» **Quoted passage**

London Visit . . . Reading The Shack
- By Sam George
- Published 08/18/2008
Sam George is the Executive Director of PARIVAR International - a non-profit initiative to address the needs of youth and families of Asian Indian origin in North America and to the Asian Indian community worldwide. Parivar means family in many Indian languages. Sam George also serves as one of the founding directors of Urban India Ministries
www.UrbanIndia.org Sam George and his wife, Mary have spoken at premarital and family events in many countries. They are parents of two boys and make their home in the northern suburbs of Chicago. Sam is the author of the book “Understanding the Coconut Generation: Ministry to the Americanized Asian Indians." Check out this website www.CoconutGeneration.com Coconut (brown on the outside, white on the inside) is a metaphor for the Americanized Asian Indians. Sam George can be reached at email@example.com
I had a great time in UK… though it was short and really busy trip. I was speaking at a youth and family conference. It was great catching up with friends and making new ones. Many of the second generation issues are similar. Western culture has made profound cultural impact on the Indian second generation growing up in Europe. Yet, those kids are so different from kids growing up in North America. More on that later.
One of the highlight of the trip was that I got to read a new novel during the eight hour flight from Chicago to London and back. The preceeding week, Dr. T.V. Thomas (my mentor, the one who wrote foreword and guideded the research on the Coconut Generation) was in town and he gave me a new book called The Shack.
After a long time, I got to read an engaging and stimulating fiction. It is about seeing a human tragedy from an Eternal perspective. Author balances creative imagination with Christian theology. By avoiding simplistic consolation or reductionistic theological argument, author narrates a theological response to a seeminly catastrophic family incident.

» **Supplied information**
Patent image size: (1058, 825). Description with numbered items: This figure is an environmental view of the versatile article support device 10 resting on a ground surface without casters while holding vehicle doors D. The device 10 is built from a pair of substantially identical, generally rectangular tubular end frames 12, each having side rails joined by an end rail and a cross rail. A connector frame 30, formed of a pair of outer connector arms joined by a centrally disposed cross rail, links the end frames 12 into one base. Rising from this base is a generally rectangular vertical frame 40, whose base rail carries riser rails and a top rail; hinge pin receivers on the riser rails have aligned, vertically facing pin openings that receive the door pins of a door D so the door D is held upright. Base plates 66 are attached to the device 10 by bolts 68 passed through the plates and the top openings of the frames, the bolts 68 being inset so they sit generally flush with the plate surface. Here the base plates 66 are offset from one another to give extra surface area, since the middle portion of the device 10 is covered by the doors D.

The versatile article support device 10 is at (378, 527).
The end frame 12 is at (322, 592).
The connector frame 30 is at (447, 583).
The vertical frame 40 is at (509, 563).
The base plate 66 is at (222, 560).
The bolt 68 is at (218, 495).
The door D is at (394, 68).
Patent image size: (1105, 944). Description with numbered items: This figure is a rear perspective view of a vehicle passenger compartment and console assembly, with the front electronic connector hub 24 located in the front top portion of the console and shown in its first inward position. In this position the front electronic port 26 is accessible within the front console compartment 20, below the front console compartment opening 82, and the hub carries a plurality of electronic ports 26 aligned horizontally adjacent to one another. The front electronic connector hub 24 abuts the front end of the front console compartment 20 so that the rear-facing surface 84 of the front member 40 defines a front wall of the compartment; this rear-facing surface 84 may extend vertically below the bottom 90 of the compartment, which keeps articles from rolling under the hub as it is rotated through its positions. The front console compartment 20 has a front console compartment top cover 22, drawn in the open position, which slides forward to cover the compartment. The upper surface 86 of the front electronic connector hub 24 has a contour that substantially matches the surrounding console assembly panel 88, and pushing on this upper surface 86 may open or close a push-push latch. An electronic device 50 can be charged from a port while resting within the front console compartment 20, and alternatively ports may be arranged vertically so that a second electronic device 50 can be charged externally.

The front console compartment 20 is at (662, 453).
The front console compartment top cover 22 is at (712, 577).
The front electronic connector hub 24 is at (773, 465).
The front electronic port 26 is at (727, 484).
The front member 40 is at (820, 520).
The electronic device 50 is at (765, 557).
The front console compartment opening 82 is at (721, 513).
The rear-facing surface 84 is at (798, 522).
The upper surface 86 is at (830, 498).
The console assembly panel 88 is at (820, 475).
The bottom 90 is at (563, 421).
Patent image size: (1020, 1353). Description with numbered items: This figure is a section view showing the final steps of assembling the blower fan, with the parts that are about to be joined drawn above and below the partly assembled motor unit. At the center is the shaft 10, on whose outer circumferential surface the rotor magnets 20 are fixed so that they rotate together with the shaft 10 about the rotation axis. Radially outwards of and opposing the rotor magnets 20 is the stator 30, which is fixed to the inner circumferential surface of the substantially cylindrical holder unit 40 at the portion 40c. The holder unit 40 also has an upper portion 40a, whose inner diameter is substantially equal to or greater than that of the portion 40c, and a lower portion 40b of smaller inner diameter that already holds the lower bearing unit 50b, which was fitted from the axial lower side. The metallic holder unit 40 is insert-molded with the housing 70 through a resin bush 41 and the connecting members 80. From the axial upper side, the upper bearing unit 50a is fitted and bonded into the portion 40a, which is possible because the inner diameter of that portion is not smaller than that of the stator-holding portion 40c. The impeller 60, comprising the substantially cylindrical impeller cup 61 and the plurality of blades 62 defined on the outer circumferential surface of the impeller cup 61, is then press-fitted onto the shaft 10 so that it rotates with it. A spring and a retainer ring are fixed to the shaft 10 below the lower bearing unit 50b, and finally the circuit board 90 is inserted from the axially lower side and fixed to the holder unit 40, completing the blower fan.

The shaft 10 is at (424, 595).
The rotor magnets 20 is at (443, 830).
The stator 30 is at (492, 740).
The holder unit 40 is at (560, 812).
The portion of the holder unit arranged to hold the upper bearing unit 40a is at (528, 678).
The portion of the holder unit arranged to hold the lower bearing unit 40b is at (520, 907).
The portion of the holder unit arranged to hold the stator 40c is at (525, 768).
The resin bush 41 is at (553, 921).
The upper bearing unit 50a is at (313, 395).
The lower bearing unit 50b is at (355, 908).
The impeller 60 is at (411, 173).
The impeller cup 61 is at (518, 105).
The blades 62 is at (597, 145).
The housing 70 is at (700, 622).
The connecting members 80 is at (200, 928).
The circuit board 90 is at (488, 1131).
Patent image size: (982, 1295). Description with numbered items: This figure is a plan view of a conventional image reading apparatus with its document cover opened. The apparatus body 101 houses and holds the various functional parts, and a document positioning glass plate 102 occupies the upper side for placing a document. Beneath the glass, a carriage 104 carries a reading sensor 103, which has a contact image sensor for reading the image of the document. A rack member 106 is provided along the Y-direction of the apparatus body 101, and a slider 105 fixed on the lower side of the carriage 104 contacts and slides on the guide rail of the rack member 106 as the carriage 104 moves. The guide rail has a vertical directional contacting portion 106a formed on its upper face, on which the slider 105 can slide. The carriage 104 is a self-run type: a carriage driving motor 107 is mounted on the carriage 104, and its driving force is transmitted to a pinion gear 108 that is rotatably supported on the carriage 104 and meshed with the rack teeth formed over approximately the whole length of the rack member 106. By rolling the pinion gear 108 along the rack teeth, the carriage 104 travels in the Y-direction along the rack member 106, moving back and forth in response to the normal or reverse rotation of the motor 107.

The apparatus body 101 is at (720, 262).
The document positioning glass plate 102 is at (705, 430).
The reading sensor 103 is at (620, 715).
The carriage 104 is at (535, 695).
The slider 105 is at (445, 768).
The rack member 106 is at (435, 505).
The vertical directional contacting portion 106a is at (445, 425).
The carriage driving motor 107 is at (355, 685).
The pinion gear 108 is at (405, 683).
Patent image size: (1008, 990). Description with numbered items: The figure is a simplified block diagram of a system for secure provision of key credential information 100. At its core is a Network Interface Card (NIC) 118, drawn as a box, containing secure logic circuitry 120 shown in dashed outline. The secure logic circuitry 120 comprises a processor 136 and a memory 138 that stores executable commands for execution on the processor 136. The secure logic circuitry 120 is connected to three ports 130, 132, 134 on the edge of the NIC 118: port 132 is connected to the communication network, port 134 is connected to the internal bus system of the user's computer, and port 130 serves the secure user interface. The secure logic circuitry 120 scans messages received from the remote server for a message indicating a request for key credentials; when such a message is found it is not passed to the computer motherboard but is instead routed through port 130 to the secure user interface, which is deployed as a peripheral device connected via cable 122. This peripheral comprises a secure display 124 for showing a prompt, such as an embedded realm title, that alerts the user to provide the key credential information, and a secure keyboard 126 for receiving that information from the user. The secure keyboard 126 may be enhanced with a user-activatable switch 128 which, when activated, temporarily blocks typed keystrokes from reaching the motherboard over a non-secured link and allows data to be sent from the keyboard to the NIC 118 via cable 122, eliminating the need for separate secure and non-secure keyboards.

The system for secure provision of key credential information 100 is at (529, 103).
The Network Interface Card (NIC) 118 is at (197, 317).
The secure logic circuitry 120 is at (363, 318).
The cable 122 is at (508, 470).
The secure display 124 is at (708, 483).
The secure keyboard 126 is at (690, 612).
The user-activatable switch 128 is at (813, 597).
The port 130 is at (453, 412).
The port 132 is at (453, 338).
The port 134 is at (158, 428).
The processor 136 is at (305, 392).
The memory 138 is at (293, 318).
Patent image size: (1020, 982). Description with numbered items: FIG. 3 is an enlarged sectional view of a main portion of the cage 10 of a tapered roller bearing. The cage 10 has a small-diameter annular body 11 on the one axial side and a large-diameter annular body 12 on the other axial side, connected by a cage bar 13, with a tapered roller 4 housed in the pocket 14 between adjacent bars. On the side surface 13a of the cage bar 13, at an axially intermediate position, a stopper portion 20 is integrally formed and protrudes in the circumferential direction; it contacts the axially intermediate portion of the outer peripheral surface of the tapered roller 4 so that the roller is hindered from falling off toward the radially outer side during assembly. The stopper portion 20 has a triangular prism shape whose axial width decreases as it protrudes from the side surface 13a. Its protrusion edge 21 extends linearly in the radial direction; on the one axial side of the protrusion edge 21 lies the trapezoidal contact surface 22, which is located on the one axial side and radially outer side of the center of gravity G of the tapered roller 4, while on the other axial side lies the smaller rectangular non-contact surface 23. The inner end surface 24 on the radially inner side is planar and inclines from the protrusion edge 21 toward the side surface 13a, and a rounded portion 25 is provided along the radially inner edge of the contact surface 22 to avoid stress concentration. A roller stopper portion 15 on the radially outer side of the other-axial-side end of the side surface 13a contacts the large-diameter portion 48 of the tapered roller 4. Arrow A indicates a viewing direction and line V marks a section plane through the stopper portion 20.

» **Work request 1**
Output the passage of the London visit post above, starting with "After a long" and going on through "catastrophic family incident.", copying it word for word.
» **Work request 2**
Answer these questions from the London visit post above, one a line:
(a) What does the word Parivar mean?
(b) How long was the flight from Chicago to London?
(c) Who gave the writer the book The Shack?

» **Result 1**
After a long time, I got to read an engaging and stimulating fiction. It is about seeing a human tragedy from an Eternal perspective. Author balances creative imagination with Christian theology. By avoiding simplistic consolation or reductionistic theological argument, author narrates a theological response to a seeminly catastrophic family incident.

» **Result 2**
(a) Family, in many Indian languages.
(b) Eight hours.
(c) Dr. T.V. Thomas.